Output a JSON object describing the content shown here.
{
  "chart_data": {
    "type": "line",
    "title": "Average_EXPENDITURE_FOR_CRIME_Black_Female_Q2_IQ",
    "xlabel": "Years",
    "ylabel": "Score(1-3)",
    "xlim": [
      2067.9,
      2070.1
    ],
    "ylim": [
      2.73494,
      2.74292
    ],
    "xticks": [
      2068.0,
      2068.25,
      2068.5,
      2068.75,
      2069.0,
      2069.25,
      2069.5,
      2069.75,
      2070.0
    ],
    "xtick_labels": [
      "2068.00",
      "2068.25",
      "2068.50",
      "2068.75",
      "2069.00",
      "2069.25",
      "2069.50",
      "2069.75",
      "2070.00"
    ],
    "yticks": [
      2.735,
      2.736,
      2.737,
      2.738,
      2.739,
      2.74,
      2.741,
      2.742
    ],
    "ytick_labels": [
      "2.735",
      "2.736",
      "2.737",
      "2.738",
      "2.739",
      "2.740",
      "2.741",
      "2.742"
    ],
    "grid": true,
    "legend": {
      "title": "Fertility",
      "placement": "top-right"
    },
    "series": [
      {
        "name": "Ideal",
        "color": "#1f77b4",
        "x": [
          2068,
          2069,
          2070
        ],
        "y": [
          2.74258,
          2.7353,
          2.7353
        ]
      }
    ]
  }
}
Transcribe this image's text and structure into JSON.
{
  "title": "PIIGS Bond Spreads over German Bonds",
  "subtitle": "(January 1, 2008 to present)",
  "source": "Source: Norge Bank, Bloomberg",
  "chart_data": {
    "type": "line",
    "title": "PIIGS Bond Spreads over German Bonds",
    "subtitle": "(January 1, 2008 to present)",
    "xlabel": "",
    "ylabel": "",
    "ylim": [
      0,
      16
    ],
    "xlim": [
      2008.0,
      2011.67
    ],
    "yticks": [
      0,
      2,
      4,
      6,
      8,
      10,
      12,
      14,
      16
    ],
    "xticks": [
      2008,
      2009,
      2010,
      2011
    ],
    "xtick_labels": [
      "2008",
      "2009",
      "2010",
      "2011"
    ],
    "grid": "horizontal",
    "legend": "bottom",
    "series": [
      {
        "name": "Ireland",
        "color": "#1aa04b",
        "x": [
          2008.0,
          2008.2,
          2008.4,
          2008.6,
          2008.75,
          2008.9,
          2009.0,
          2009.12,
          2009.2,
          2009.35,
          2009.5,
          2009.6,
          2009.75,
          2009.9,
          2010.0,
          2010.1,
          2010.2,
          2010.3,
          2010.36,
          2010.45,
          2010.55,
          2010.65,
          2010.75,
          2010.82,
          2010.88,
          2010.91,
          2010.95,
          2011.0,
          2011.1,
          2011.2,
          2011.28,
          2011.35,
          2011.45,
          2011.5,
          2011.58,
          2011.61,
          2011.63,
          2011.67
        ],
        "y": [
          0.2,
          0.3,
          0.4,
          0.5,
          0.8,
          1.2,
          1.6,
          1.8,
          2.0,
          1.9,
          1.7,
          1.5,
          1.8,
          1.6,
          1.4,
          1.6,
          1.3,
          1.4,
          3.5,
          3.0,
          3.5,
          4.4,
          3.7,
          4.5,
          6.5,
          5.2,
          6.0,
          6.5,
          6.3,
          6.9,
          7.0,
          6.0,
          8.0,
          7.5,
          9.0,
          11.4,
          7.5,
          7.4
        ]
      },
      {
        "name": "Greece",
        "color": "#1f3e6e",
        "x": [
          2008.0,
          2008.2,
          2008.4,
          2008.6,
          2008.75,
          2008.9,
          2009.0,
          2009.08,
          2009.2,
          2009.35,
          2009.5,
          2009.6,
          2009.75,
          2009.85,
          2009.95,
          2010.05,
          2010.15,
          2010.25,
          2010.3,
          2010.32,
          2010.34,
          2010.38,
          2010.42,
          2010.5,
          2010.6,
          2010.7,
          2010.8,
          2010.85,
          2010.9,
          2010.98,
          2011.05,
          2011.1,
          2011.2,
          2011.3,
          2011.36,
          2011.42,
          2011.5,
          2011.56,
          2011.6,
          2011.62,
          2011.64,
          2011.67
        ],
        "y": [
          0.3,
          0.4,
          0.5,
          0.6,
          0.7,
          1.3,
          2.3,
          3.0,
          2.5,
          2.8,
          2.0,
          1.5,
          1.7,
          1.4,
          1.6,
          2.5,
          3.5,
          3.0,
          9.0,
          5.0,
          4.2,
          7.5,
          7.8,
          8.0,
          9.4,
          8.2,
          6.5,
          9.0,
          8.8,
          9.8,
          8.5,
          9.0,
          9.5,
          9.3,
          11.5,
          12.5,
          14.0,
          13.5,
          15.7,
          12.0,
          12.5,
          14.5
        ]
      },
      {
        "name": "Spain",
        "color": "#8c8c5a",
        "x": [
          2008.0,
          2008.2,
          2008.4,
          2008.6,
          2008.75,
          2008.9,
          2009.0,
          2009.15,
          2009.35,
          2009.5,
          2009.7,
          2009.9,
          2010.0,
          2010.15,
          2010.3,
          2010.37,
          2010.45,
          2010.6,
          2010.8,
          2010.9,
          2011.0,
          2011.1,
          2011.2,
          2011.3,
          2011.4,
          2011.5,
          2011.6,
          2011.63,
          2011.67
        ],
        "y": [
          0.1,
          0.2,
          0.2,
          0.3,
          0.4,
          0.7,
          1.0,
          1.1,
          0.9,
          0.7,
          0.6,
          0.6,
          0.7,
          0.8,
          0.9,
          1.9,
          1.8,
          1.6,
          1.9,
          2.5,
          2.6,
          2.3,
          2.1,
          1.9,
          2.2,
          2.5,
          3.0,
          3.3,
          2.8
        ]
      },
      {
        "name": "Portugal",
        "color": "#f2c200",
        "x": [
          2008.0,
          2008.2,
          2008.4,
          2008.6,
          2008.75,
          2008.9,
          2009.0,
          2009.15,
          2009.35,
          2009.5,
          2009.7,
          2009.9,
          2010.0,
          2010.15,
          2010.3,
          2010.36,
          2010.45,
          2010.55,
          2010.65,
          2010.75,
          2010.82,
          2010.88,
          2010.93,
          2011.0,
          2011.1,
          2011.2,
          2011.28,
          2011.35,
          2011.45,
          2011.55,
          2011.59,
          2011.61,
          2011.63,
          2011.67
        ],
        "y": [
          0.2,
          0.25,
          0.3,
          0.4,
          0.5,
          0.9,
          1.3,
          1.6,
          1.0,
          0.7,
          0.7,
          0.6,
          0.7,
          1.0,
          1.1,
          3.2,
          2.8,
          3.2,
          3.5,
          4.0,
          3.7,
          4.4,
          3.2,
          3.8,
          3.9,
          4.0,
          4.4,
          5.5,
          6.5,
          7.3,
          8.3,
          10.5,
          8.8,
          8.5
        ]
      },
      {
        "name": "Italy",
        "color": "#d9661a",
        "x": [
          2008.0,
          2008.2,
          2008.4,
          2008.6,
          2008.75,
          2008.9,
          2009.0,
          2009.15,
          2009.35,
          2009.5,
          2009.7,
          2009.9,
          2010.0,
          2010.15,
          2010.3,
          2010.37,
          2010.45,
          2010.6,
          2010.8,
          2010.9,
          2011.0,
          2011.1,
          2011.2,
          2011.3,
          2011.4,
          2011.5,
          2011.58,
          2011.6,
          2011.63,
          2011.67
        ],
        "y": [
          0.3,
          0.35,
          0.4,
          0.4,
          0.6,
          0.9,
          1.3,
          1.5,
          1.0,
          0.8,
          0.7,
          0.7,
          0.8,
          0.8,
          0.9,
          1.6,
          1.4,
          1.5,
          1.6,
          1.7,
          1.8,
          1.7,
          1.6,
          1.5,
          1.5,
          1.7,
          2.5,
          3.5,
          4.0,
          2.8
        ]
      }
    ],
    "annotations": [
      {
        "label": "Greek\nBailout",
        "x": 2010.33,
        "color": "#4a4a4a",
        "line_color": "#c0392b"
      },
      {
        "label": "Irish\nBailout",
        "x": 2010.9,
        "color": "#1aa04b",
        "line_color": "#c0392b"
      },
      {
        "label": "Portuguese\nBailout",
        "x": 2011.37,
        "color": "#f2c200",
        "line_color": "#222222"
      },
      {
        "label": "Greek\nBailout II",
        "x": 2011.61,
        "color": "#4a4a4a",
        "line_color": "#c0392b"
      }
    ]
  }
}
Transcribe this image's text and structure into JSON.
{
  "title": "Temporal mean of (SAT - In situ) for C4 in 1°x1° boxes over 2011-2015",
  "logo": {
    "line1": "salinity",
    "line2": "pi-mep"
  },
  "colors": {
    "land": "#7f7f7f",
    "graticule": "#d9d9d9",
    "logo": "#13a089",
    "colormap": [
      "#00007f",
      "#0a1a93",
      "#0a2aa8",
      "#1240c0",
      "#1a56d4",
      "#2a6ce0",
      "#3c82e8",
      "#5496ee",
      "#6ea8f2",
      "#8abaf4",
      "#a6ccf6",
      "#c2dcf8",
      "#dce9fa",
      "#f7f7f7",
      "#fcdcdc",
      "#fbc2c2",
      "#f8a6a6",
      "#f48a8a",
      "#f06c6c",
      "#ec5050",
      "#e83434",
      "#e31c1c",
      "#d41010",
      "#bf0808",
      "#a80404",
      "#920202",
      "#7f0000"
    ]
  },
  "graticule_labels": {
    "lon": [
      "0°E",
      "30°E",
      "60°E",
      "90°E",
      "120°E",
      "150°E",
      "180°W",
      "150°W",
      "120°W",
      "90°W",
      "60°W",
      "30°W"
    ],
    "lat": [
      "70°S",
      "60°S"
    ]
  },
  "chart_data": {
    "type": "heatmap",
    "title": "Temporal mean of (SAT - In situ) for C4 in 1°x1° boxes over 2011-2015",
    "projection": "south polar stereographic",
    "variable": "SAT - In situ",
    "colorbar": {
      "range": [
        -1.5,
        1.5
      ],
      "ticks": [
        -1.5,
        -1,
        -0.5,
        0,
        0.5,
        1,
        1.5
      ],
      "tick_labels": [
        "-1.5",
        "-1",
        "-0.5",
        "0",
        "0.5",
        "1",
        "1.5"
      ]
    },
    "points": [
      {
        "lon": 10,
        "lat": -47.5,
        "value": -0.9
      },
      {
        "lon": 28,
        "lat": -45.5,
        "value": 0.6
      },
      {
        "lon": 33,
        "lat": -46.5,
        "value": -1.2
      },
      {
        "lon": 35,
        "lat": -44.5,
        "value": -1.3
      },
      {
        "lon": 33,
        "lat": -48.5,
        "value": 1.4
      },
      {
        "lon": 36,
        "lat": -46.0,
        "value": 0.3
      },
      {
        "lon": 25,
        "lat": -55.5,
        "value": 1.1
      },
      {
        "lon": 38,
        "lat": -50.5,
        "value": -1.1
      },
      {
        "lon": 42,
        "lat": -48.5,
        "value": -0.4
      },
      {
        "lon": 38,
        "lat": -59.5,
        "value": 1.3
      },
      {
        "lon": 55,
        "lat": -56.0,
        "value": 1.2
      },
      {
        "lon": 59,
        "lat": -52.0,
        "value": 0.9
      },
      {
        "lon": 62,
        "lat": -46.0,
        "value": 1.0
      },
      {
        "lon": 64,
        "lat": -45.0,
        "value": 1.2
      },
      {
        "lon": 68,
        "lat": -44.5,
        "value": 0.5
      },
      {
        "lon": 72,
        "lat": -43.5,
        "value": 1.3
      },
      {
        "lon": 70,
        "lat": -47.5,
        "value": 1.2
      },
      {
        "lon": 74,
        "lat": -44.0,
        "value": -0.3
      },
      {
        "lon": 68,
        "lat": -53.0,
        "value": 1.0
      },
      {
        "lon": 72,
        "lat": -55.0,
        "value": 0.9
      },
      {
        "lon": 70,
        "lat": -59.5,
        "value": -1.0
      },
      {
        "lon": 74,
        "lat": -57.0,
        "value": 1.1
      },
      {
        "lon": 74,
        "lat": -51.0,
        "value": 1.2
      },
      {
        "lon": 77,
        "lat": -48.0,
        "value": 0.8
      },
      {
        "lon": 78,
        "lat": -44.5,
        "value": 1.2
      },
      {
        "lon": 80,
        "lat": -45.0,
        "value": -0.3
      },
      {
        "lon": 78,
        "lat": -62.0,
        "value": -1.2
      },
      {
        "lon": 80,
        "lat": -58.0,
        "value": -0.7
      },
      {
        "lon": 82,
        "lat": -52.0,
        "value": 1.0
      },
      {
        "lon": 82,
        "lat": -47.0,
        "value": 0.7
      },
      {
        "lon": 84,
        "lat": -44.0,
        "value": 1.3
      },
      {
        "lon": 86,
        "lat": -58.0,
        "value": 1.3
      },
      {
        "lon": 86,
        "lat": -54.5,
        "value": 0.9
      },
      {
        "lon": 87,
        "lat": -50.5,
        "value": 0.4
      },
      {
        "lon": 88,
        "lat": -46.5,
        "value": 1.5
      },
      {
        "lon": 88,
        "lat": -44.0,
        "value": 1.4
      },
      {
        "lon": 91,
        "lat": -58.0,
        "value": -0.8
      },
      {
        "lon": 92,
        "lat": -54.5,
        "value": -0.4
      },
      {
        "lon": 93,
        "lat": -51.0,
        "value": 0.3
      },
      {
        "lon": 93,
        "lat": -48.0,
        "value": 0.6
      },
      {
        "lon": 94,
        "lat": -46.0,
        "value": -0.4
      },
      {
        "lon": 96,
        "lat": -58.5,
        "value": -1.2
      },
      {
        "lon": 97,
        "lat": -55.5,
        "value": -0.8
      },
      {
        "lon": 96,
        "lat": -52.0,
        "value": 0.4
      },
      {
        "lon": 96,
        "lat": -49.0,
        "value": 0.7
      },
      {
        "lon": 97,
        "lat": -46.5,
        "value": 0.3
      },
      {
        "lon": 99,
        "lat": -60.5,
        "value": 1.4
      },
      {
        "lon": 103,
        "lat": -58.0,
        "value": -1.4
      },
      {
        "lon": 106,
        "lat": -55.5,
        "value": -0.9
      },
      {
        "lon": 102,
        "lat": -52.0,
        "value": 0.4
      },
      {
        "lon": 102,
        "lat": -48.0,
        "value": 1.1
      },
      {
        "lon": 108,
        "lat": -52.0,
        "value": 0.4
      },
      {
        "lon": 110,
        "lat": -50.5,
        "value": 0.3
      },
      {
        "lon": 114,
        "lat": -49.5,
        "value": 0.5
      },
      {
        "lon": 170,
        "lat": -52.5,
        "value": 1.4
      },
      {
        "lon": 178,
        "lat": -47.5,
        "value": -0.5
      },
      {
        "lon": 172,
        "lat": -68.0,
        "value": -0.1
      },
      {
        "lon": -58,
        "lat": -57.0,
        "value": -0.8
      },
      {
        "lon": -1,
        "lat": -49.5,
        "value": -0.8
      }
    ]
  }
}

------

Return all lines with the word "Spreads" in them.

**WRITTEN RESPONSE**
  "title": "PIIGS Bond Spreads over German Bonds",
    "title": "PIIGS Bond Spreads over German Bonds",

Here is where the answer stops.